# WHAT IS REQUIRED
Retype the material that follows, keeping every word as it is.

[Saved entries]
——

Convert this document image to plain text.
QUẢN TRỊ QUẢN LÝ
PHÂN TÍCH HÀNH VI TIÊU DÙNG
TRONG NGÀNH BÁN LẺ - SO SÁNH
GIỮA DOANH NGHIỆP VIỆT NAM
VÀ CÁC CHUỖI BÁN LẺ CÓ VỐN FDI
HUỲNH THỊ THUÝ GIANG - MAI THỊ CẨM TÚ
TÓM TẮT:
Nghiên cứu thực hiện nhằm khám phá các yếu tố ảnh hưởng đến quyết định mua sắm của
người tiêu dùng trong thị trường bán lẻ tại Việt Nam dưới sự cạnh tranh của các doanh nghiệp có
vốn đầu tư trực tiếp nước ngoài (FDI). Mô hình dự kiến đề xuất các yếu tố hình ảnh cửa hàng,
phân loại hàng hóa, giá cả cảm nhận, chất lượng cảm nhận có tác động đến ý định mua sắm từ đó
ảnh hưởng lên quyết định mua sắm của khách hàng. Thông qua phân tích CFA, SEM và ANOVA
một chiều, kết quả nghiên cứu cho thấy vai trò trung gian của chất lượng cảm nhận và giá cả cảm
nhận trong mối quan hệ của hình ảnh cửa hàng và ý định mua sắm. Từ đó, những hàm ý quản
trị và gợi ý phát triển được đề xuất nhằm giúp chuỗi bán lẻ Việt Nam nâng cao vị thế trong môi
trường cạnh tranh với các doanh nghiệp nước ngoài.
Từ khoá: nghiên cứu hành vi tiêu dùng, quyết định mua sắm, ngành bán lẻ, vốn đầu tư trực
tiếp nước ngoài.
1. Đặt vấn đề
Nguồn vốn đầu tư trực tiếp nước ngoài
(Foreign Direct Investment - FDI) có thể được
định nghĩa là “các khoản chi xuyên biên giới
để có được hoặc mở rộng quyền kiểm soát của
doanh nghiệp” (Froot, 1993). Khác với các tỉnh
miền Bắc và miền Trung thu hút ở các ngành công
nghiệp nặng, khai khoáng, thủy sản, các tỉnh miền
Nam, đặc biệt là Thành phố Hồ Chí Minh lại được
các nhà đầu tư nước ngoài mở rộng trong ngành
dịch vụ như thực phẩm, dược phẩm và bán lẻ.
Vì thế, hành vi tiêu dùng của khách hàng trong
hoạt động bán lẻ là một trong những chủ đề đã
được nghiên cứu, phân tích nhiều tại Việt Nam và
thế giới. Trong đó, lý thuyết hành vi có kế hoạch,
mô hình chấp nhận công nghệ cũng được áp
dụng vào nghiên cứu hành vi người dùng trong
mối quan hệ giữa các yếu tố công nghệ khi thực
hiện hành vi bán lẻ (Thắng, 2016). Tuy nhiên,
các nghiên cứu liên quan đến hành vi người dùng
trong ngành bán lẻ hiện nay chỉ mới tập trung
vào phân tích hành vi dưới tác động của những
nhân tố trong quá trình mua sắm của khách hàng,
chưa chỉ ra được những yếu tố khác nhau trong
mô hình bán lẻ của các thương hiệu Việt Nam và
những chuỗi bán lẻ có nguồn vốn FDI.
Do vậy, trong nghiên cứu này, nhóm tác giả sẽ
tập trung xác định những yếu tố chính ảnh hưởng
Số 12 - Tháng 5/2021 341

——

# ANSWER FOR THIS EXERCISE
Convert this document image to plain text.
QUẢN TRỊ QUẢN LÝ
PHÂN TÍCH HÀNH VI TIÊU DÙNG
TRONG NGÀNH BÁN LẺ - SO SÁNH
GIỮA DOANH NGHIỆP VIỆT NAM
VÀ CÁC CHUỖI BÁN LẺ CÓ VỐN FDI
HUỲNH THỊ THUÝ GIANG - MAI THỊ CẨM TÚ
TÓM TẮT:
Nghiên cứu thực hiện nhằm khám phá các yếu tố ảnh hưởng đến quyết định mua sắm của
người tiêu dùng trong thị trường bán lẻ tại Việt Nam dưới sự cạnh tranh của các doanh nghiệp có
vốn đầu tư trực tiếp nước ngoài (FDI). Mô hình dự kiến đề xuất các yếu tố hình ảnh cửa hàng,
phân loại hàng hóa, giá cả cảm nhận, chất lượng cảm nhận có tác động đến ý định mua sắm từ đó
ảnh hưởng lên quyết định mua sắm của khách hàng. Thông qua phân tích CFA, SEM và ANOVA
một chiều, kết quả nghiên cứu cho thấy vai trò trung gian của chất lượng cảm nhận và giá cả cảm
nhận trong mối quan hệ của hình ảnh cửa hàng và ý định mua sắm. Từ đó, những hàm ý quản
trị và gợi ý phát triển được đề xuất nhằm giúp chuỗi bán lẻ Việt Nam nâng cao vị thế trong môi
trường cạnh tranh với các doanh nghiệp nước ngoài.
Từ khoá: nghiên cứu hành vi tiêu dùng, quyết định mua sắm, ngành bán lẻ, vốn đầu tư trực
tiếp nước ngoài.
1. Đặt vấn đề
Nguồn vốn đầu tư trực tiếp nước ngoài
(Foreign Direct Investment - FDI) có thể được
định nghĩa là “các khoản chi xuyên biên giới
để có được hoặc mở rộng quyền kiểm soát của
doanh nghiệp” (Froot, 1993). Khác với các tỉnh
miền Bắc và miền Trung thu hút ở các ngành công
nghiệp nặng, khai khoáng, thủy sản, các tỉnh miền
Nam, đặc biệt là Thành phố Hồ Chí Minh lại được
các nhà đầu tư nước ngoài mở rộng trong ngành
dịch vụ như thực phẩm, dược phẩm và bán lẻ.
Vì thế, hành vi tiêu dùng của khách hàng trong
hoạt động bán lẻ là một trong những chủ đề đã
được nghiên cứu, phân tích nhiều tại Việt Nam và
thế giới. Trong đó, lý thuyết hành vi có kế hoạch,
mô hình chấp nhận công nghệ cũng được áp
dụng vào nghiên cứu hành vi người dùng trong
mối quan hệ giữa các yếu tố công nghệ khi thực
hiện hành vi bán lẻ (Thắng, 2016). Tuy nhiên,
các nghiên cứu liên quan đến hành vi người dùng
trong ngành bán lẻ hiện nay chỉ mới tập trung
vào phân tích hành vi dưới tác động của những
nhân tố trong quá trình mua sắm của khách hàng,
chưa chỉ ra được những yếu tố khác nhau trong
mô hình bán lẻ của các thương hiệu Việt Nam và
những chuỗi bán lẻ có nguồn vốn FDI.
Do vậy, trong nghiên cứu này, nhóm tác giả sẽ
tập trung xác định những yếu tố chính ảnh hưởng
Số 12 - Tháng 5/2021 341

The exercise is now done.